§ **Exercise**
Quote every line below exactly and skip any picture.

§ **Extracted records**
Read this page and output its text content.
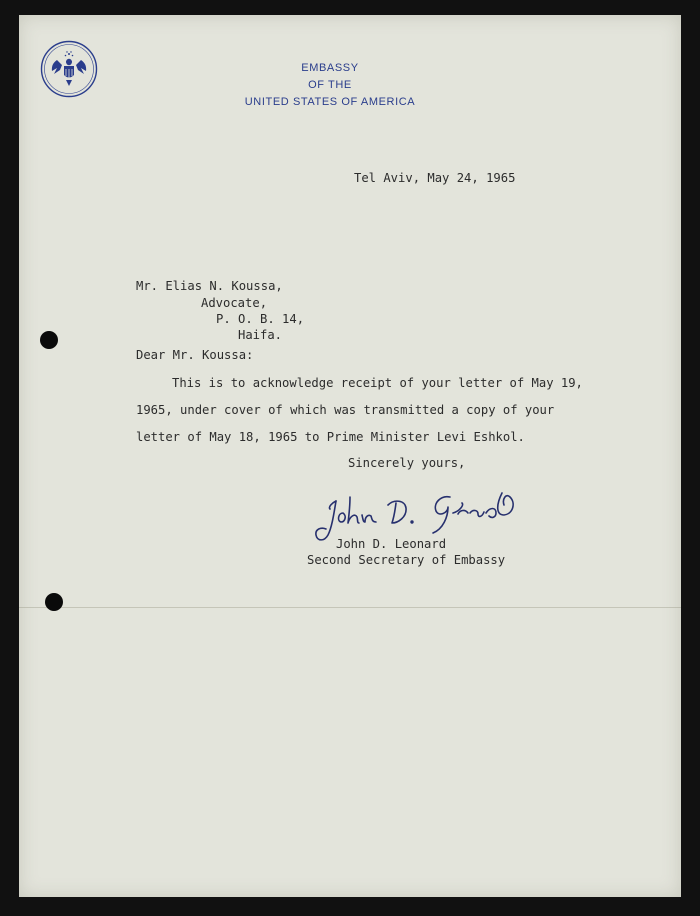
EMBASSY
OF THE
UNITED STATES OF AMERICA
Tel Aviv, May 24, 1965
Mr. Elias N. Koussa,
Advocate,
P. O. B. 14,
Haifa.
Dear Mr. Koussa:
This is to acknowledge receipt of your letter of May 19,
1965, under cover of which was transmitted a copy of your
letter of May 18, 1965 to Prime Minister Levi Eshkol.
Sincerely yours,
John D. Leonard
Second Secretary of Embassy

§ **Exercise response**
Read this page and output its text content.
EMBASSY
OF THE
UNITED STATES OF AMERICA
Tel Aviv, May 24, 1965
Mr. Elias N. Koussa,
Advocate,
P. O. B. 14,
Haifa.
Dear Mr. Koussa:
This is to acknowledge receipt of your letter of May 19,
1965, under cover of which was transmitted a copy of your
letter of May 18, 1965 to Prime Minister Levi Eshkol.
Sincerely yours,
John D. Leonard
Second Secretary of Embassy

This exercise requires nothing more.